• [Directive]:
Search the listing below for "xlabel". Copy each matching line.

□ □ □ □

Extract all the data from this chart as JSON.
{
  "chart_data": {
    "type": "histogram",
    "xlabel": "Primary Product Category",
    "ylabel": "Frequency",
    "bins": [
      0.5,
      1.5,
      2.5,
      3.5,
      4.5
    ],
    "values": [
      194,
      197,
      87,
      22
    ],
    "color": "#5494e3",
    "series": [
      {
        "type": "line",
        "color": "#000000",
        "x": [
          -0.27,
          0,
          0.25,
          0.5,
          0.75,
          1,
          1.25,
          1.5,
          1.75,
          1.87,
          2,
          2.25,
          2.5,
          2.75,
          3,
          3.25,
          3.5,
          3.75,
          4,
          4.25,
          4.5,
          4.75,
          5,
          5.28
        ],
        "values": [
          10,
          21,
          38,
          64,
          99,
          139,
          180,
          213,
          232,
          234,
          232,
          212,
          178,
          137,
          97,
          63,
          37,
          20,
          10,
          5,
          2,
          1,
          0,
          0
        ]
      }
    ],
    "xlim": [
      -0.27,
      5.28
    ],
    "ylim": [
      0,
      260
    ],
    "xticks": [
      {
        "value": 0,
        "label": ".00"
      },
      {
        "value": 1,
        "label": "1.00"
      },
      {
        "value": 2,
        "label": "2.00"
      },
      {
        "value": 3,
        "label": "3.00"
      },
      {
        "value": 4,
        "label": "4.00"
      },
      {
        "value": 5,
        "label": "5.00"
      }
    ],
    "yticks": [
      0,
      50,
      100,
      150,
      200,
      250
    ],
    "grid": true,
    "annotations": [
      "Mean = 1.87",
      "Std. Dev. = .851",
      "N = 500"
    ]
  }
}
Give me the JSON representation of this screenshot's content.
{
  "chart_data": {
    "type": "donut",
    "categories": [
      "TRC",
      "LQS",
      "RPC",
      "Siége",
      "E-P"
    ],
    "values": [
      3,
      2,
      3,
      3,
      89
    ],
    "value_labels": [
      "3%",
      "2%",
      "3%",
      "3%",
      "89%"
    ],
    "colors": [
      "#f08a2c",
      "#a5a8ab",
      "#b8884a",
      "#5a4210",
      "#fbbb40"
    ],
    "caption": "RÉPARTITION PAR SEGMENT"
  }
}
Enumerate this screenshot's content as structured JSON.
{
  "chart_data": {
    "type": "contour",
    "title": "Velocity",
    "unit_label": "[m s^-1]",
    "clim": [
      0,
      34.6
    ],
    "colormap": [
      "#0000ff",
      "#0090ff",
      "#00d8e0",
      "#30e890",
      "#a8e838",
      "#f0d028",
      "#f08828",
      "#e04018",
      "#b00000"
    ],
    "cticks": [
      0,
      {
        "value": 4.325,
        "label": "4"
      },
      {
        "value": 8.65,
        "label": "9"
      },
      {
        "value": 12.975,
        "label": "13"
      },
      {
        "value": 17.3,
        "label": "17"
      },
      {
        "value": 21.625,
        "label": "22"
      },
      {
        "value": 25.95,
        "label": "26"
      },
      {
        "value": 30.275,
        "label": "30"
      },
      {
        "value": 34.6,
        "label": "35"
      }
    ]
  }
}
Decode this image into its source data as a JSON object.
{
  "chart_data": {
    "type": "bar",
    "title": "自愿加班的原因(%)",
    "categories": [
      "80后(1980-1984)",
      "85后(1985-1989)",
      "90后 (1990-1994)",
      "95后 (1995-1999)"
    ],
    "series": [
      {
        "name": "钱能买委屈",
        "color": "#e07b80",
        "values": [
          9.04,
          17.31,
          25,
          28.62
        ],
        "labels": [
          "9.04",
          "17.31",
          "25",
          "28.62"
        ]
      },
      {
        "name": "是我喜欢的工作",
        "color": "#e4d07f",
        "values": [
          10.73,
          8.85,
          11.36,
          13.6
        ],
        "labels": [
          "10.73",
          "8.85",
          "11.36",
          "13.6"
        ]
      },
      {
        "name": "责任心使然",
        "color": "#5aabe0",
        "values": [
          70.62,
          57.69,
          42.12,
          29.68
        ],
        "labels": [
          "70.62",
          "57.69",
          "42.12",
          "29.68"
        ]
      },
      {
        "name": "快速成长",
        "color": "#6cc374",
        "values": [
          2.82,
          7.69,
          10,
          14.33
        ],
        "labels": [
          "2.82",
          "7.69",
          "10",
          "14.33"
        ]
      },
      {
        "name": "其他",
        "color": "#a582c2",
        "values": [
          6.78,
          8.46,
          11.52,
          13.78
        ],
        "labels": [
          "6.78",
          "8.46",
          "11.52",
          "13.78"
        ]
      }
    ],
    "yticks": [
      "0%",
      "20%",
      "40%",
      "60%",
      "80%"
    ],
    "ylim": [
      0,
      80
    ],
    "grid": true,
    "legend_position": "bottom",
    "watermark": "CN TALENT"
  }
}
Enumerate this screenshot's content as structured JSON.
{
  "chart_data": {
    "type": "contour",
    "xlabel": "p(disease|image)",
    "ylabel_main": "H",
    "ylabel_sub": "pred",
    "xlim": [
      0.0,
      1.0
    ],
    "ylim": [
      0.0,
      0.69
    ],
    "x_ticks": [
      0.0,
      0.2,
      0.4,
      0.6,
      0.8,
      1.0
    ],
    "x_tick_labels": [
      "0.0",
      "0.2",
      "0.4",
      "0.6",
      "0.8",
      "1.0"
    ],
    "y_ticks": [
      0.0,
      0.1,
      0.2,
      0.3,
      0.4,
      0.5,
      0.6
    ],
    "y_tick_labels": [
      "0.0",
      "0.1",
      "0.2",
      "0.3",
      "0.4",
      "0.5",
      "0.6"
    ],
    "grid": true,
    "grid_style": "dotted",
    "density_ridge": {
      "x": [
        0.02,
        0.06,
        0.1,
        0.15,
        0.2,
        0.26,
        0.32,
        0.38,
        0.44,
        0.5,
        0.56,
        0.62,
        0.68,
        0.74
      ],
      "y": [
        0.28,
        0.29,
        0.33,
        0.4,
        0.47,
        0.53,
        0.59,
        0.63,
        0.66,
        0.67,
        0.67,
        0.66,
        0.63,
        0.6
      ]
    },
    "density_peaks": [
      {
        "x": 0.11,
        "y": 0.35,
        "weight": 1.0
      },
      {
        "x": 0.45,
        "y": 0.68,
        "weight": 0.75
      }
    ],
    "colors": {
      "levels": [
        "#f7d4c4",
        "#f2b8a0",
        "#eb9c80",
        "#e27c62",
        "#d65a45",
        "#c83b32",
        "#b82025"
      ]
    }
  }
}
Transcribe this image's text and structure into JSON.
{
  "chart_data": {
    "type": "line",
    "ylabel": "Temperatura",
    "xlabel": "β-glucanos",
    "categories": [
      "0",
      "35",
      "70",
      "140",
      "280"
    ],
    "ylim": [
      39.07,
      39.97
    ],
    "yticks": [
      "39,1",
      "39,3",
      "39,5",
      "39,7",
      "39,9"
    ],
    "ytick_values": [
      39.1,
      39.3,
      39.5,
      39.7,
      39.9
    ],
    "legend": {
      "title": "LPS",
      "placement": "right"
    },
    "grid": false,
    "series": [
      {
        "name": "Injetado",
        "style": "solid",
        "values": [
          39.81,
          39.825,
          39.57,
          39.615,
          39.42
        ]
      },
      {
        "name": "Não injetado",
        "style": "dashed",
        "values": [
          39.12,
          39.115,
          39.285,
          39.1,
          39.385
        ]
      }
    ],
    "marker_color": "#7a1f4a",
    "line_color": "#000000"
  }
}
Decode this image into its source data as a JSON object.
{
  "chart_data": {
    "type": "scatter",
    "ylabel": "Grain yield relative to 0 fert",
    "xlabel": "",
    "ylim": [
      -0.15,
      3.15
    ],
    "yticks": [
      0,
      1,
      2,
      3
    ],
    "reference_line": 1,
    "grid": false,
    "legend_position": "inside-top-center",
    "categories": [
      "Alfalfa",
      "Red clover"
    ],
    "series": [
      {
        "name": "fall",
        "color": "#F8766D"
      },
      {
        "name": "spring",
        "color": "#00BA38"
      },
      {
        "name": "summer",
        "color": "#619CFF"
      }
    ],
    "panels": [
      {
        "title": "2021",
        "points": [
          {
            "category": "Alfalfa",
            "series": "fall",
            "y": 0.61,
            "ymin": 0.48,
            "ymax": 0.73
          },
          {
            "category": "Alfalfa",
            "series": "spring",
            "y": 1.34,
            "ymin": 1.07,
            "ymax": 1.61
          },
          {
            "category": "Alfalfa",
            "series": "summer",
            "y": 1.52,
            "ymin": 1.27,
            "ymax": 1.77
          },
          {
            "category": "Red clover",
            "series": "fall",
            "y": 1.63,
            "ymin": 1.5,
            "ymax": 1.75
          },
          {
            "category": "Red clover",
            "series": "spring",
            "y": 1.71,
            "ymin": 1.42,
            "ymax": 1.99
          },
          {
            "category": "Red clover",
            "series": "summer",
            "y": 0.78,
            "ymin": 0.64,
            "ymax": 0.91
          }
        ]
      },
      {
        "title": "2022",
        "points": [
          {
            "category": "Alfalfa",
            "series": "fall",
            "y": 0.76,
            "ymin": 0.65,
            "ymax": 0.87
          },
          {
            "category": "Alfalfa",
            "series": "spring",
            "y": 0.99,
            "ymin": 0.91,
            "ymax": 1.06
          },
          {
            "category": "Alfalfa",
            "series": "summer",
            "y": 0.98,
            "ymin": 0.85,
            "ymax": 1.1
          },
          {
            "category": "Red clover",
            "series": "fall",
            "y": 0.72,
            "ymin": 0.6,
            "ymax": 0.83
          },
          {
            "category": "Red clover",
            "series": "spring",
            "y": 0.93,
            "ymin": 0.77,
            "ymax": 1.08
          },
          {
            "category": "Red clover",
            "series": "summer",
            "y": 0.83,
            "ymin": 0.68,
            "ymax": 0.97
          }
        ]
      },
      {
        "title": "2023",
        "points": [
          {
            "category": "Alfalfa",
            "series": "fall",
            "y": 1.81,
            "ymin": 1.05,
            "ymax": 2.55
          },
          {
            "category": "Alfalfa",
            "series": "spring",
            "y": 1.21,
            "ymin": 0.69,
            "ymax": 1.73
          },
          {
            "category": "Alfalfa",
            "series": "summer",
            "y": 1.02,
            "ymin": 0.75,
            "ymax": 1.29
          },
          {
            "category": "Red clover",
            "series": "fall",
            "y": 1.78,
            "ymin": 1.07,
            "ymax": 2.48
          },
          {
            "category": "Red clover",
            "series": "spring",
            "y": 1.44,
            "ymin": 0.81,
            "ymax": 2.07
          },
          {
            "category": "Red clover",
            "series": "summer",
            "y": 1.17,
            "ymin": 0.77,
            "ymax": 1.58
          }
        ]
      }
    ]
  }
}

□ □ □ □

• [Expected answer]:
    "xlabel": "Primary Product Category",
    "xlabel": "p(disease|image)",
    "xlabel": "β-glucanos",
    "xlabel": "",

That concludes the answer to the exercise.